### Short task
Show each line from the listing that includes the word "this".

### Data provided
--- START ---
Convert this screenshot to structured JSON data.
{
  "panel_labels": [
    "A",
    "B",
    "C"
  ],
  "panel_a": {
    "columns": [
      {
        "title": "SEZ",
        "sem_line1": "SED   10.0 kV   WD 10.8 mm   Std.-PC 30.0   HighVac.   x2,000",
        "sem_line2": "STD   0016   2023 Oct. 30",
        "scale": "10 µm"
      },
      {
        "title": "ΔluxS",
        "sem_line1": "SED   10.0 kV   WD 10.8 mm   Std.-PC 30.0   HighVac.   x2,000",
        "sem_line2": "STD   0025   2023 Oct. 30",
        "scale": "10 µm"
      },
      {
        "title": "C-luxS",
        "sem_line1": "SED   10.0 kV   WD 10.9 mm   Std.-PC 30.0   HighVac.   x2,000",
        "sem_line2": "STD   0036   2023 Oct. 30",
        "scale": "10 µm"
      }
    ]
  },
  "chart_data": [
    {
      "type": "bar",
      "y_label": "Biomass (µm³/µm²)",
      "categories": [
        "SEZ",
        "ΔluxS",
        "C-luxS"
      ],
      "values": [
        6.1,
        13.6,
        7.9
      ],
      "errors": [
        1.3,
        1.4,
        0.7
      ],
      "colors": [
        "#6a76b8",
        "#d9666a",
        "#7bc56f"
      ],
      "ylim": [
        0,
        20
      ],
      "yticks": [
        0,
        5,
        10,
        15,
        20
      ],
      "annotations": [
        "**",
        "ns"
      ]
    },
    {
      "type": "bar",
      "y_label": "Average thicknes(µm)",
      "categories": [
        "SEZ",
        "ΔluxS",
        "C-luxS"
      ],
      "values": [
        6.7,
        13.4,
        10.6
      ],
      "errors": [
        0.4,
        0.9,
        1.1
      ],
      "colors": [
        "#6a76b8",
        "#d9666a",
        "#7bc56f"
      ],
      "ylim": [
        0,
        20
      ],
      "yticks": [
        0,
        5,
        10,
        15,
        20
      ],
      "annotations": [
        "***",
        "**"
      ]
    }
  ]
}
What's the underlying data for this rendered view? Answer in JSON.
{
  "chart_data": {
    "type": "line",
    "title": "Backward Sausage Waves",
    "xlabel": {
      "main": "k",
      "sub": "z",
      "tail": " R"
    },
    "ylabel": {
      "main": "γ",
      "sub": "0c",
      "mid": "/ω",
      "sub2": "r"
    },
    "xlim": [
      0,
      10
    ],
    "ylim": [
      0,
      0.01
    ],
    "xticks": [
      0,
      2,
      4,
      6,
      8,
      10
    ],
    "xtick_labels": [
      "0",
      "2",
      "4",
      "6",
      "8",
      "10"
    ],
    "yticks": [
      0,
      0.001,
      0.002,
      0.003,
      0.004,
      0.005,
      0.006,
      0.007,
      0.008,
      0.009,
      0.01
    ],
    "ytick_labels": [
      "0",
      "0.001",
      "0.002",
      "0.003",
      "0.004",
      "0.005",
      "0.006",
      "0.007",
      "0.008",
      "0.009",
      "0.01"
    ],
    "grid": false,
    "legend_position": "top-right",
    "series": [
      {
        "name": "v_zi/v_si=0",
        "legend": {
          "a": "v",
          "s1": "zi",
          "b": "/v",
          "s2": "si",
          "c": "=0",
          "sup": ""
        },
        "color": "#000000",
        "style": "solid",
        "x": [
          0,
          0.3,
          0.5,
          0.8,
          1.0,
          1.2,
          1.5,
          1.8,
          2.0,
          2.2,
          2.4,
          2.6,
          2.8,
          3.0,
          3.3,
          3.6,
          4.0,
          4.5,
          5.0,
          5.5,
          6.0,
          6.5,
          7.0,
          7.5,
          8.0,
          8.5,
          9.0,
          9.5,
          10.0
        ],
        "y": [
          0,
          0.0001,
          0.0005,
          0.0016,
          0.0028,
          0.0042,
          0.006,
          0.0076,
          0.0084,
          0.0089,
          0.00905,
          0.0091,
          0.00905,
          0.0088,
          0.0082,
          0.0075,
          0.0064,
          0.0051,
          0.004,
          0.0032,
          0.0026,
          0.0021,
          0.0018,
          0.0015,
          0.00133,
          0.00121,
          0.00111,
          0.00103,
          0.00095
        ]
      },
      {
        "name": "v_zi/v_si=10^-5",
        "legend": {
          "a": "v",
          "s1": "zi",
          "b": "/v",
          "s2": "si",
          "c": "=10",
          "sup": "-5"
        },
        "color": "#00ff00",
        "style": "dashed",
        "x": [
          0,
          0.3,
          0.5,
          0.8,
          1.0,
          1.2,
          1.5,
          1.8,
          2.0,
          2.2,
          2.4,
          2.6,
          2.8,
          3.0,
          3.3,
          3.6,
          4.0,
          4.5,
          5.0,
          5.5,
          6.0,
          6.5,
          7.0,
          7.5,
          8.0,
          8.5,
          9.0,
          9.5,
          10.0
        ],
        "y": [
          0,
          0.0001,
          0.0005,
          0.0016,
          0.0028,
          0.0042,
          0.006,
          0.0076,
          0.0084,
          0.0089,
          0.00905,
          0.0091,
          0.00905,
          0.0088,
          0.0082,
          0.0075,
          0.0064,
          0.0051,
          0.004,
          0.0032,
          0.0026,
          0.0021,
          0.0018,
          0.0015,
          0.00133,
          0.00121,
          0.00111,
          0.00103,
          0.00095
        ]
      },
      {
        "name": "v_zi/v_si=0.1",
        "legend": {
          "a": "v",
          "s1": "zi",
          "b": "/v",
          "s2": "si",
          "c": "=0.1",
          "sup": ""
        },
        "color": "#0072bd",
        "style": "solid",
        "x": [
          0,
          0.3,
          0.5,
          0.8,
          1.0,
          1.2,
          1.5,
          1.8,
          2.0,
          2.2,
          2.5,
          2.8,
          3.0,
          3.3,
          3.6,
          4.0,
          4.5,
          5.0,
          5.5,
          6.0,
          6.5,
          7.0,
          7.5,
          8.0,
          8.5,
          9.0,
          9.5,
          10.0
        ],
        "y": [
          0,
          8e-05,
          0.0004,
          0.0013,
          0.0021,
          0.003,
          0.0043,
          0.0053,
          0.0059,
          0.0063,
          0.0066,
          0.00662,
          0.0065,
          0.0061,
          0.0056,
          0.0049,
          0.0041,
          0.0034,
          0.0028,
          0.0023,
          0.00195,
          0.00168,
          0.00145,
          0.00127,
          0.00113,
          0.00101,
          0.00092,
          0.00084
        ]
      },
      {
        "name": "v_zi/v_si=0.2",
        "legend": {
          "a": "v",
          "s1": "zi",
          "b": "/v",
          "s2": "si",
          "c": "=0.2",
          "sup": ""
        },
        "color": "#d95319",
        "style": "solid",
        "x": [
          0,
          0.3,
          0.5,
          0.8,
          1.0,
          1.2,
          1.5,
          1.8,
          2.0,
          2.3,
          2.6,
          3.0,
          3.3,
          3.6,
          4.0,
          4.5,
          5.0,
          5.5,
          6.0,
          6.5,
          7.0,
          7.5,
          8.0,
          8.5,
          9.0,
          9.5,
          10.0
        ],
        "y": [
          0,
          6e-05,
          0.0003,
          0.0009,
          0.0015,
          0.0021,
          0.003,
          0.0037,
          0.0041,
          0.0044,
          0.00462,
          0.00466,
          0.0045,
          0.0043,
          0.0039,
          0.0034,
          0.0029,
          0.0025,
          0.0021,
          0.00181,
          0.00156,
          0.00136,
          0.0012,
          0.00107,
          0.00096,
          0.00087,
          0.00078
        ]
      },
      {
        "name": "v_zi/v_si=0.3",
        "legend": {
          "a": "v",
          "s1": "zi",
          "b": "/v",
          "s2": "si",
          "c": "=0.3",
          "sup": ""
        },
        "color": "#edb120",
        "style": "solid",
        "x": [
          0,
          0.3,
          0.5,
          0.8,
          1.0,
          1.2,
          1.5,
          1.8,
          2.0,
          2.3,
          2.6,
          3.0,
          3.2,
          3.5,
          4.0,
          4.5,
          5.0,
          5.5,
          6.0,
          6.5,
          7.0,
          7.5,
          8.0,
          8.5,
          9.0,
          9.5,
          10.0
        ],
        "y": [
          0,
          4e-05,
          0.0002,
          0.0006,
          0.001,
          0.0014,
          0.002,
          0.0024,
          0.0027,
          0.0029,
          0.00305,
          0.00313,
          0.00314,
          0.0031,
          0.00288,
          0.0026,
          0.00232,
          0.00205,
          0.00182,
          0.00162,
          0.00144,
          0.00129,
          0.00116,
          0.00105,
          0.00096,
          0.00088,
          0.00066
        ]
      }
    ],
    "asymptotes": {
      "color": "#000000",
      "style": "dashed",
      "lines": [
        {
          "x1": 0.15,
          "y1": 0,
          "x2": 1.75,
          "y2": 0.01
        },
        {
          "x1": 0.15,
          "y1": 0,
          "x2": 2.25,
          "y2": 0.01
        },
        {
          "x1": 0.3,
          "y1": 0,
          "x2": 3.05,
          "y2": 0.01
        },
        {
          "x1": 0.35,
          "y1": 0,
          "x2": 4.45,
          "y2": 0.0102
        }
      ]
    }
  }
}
--- END ---
### Finished task
Convert this screenshot to structured JSON data.
What's the underlying data for this rendered view? Answer in JSON.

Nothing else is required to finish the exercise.